** Entries **
↓

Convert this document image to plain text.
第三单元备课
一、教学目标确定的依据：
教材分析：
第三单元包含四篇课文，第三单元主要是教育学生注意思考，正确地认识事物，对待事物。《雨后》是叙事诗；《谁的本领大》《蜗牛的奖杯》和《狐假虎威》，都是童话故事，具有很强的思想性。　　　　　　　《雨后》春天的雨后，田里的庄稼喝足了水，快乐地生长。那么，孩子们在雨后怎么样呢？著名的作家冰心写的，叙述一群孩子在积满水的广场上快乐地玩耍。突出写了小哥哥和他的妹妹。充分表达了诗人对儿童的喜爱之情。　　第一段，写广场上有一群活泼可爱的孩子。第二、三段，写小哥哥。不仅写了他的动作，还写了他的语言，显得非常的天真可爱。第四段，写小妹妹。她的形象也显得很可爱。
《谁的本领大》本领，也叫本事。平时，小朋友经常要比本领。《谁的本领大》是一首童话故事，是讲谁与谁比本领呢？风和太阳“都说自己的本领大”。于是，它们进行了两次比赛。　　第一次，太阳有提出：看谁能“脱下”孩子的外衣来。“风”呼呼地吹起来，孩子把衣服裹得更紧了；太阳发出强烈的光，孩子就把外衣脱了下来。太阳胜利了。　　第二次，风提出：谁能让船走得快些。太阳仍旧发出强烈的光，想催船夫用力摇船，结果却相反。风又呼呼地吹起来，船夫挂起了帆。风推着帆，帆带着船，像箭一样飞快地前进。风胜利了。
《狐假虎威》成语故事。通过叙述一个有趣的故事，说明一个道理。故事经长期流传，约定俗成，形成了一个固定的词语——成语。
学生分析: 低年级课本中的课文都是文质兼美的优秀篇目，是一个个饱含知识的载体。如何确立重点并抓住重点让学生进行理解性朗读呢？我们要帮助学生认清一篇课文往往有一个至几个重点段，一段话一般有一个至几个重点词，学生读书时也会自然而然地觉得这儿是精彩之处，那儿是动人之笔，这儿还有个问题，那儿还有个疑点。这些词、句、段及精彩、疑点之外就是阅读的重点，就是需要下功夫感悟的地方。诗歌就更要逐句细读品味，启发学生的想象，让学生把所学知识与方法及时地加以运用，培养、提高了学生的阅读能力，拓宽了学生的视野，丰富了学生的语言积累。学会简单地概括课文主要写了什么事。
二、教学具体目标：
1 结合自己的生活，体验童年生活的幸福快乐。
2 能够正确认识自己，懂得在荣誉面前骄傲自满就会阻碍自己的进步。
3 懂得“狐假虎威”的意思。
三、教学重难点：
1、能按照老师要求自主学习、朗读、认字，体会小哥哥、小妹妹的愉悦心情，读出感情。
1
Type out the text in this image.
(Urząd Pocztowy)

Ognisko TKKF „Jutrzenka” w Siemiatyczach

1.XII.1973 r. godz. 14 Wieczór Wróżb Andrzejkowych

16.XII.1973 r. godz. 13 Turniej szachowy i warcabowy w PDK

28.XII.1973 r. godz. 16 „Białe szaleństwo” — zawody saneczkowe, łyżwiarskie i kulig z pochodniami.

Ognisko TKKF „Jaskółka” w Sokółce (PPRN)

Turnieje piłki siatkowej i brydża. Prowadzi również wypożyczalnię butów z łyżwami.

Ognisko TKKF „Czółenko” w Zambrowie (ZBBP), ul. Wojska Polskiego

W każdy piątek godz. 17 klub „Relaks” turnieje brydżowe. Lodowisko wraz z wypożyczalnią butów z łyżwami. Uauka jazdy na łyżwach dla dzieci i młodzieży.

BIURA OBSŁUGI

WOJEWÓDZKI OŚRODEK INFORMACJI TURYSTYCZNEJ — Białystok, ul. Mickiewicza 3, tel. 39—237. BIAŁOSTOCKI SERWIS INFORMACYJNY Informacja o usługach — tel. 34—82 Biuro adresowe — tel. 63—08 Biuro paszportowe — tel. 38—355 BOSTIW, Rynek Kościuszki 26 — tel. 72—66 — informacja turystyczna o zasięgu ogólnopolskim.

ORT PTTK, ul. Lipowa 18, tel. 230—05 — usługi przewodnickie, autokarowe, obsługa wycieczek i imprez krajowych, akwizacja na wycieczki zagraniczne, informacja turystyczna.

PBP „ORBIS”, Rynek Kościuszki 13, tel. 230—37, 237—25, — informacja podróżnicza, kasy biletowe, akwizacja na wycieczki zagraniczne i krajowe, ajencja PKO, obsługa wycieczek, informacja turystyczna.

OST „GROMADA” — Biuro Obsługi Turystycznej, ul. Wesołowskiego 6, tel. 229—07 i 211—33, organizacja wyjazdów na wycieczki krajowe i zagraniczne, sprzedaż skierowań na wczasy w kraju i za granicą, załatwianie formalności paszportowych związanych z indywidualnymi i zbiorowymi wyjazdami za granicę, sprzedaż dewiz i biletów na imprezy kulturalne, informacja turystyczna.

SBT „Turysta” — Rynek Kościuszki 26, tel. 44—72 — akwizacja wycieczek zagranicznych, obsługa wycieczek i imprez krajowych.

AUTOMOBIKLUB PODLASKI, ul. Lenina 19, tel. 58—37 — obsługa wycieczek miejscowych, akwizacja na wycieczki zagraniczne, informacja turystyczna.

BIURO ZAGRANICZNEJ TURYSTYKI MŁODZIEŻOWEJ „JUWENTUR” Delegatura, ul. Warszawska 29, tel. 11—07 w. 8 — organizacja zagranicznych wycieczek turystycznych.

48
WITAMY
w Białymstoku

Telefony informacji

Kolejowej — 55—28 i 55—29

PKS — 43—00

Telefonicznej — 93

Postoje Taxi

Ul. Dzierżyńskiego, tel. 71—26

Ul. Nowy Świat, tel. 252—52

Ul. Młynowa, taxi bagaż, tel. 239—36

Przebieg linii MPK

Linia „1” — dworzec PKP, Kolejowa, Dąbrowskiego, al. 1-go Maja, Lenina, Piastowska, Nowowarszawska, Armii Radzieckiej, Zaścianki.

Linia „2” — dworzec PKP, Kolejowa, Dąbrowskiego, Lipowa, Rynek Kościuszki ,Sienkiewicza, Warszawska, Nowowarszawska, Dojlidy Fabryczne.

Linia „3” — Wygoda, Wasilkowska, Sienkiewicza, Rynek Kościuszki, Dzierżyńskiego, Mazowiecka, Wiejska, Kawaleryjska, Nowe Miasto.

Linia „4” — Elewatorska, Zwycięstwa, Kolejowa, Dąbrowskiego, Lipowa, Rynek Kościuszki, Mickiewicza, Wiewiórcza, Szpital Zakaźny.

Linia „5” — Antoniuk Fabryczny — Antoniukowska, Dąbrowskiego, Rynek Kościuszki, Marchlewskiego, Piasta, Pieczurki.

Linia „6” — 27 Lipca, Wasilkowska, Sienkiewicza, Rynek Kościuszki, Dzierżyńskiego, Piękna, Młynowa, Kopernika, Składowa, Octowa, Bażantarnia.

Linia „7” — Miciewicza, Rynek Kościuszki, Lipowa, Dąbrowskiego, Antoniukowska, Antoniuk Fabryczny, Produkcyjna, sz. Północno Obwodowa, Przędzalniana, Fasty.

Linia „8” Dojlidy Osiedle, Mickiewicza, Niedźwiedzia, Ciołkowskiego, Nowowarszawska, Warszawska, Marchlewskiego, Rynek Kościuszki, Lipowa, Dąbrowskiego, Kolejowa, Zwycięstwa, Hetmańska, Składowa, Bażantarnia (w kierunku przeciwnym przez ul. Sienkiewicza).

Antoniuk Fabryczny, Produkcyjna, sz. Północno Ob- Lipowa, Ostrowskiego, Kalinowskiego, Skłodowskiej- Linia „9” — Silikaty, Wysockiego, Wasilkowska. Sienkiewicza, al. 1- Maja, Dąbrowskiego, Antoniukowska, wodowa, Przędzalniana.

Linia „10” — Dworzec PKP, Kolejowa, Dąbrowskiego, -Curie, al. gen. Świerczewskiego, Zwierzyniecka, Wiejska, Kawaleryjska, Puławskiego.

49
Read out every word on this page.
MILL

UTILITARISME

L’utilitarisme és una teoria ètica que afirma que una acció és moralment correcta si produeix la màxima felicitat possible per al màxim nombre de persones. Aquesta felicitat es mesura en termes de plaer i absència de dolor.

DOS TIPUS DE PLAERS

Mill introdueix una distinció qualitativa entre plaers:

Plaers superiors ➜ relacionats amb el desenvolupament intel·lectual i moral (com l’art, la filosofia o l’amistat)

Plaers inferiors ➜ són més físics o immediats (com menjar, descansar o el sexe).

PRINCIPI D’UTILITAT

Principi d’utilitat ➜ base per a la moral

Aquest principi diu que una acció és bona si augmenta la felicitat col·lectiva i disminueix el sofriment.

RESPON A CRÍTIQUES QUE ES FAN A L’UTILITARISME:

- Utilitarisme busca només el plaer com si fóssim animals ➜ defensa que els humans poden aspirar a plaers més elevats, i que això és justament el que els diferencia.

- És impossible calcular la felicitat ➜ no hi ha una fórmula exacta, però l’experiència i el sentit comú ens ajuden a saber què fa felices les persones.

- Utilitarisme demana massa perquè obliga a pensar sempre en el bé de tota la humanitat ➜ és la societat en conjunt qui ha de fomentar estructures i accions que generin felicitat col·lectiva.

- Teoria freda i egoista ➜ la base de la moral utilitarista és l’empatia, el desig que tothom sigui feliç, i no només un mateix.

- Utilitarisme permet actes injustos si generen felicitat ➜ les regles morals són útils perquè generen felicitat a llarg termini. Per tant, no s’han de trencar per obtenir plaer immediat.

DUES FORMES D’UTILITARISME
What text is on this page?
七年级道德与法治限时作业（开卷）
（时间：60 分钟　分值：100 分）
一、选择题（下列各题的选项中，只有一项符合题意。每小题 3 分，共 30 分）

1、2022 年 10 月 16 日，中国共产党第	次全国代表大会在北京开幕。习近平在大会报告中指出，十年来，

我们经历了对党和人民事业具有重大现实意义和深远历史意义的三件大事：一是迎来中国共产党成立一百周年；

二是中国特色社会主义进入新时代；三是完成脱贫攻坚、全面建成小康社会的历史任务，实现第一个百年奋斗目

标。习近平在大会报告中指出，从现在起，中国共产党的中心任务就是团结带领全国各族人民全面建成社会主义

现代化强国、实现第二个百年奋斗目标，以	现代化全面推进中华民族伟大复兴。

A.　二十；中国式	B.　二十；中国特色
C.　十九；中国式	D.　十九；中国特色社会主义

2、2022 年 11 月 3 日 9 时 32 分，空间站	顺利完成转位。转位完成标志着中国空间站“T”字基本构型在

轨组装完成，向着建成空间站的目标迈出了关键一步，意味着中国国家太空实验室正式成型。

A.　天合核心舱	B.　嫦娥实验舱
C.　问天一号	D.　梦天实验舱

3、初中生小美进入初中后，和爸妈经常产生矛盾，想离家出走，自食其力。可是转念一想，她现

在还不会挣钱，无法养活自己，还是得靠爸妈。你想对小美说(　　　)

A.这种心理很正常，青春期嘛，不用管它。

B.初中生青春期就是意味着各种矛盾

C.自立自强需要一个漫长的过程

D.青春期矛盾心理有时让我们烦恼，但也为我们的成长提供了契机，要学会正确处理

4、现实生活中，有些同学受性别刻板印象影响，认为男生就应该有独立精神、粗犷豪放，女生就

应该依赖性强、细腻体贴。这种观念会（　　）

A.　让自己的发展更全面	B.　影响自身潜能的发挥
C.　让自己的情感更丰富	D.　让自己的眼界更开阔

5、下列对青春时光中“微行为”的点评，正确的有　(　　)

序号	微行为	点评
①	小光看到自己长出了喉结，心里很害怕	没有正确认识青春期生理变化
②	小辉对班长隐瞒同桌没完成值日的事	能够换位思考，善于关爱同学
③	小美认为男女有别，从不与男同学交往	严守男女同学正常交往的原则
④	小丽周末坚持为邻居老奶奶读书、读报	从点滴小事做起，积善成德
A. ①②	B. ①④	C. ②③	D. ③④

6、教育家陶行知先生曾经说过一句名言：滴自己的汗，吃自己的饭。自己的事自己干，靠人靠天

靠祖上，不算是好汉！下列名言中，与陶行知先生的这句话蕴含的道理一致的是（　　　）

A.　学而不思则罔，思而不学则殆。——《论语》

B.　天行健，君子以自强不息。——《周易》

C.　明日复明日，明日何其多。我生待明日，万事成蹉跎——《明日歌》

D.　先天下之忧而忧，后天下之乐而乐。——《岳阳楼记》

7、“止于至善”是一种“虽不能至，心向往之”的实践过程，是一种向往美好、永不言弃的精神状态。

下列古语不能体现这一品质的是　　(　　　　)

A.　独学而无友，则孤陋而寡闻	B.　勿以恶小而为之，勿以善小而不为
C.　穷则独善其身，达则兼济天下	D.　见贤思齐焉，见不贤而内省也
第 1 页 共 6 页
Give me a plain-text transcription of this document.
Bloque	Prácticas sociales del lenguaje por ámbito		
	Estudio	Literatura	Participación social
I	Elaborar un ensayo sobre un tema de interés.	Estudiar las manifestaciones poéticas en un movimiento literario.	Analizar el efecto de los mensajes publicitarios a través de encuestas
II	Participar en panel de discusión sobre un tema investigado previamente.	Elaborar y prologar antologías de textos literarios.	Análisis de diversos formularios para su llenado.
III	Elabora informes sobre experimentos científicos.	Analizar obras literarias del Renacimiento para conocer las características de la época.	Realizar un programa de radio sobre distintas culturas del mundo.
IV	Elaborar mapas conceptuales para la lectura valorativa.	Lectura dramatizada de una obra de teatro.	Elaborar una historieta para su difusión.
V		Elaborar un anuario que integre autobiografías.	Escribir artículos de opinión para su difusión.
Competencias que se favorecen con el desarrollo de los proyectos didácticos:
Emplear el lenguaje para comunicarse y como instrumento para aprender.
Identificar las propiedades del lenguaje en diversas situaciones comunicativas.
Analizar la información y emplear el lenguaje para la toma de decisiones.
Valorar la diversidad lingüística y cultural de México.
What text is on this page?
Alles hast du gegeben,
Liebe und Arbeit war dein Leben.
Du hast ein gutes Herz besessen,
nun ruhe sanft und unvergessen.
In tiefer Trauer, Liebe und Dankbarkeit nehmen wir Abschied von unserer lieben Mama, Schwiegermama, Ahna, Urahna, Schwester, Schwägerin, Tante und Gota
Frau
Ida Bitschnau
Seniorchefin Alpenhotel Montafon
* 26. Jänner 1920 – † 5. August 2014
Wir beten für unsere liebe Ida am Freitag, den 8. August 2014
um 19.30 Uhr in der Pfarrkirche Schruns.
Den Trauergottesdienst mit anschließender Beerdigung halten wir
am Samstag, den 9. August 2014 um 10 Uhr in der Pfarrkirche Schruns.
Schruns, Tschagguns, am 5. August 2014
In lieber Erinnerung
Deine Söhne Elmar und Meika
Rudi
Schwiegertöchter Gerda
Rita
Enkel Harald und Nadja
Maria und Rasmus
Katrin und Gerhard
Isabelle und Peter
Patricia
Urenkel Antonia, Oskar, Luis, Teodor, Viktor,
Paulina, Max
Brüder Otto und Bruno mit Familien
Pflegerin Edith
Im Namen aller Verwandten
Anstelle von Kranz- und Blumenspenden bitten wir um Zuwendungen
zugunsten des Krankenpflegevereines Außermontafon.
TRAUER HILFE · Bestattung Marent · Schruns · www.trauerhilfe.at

↑

** Set task **
Find each line that has the word "base", then copy it out.

** Reply **
Principi d’utilitat ➜ base per a la moral
- Teoria freda i egoista ➜ la base de la moral utilitarista és l’empatia, el desig que tothom sigui feliç, i no només un mateix.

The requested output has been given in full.